**GOAL:** Give only the number of lines in the records below that contain the word "data".

=======

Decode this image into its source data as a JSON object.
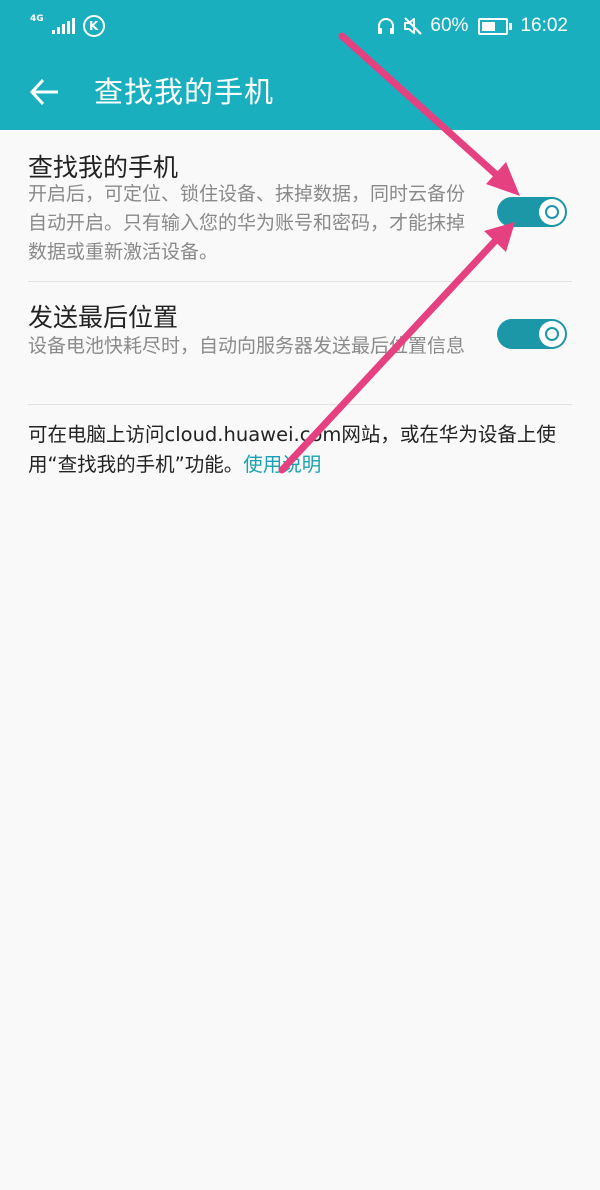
{
  "status_bar": {
    "network": "4G",
    "battery_percent": "60%",
    "battery_level": 0.6,
    "time": "16:02",
    "icons": [
      "signal-icon",
      "k-icon",
      "headphones-icon",
      "mute-icon",
      "battery-icon"
    ]
  },
  "header": {
    "back_icon": "arrow-left-icon",
    "title": "查找我的手机"
  },
  "settings": [
    {
      "title": "查找我的手机",
      "description": "开启后，可定位、锁住设备、抹掉数据，同时云备份自动开启。只有输入您的华为账号和密码，才能抹掉数据或重新激活设备。",
      "enabled": true
    },
    {
      "title": "发送最后位置",
      "description": "设备电池快耗尽时，自动向服务器发送最后位置信息",
      "enabled": true
    }
  ],
  "footer": {
    "text": "可在电脑上访问cloud.huawei.com网站，或在华为设备上使用“查找我的手机”功能。",
    "link": "使用说明"
  },
  "colors": {
    "accent": "#1aafbe",
    "toggle_on": "#1b97a7",
    "annotation_arrow": "#e5407f",
    "background": "#f9f9fa"
  }
}
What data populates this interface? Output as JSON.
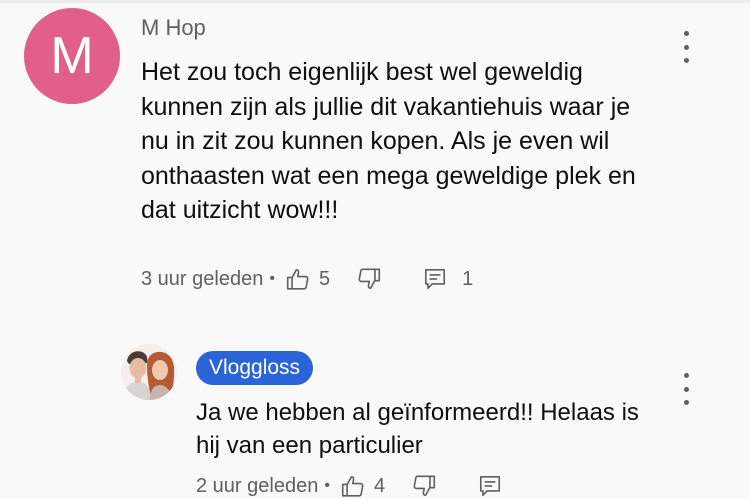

=======

**FINISHED ANSWER:** 2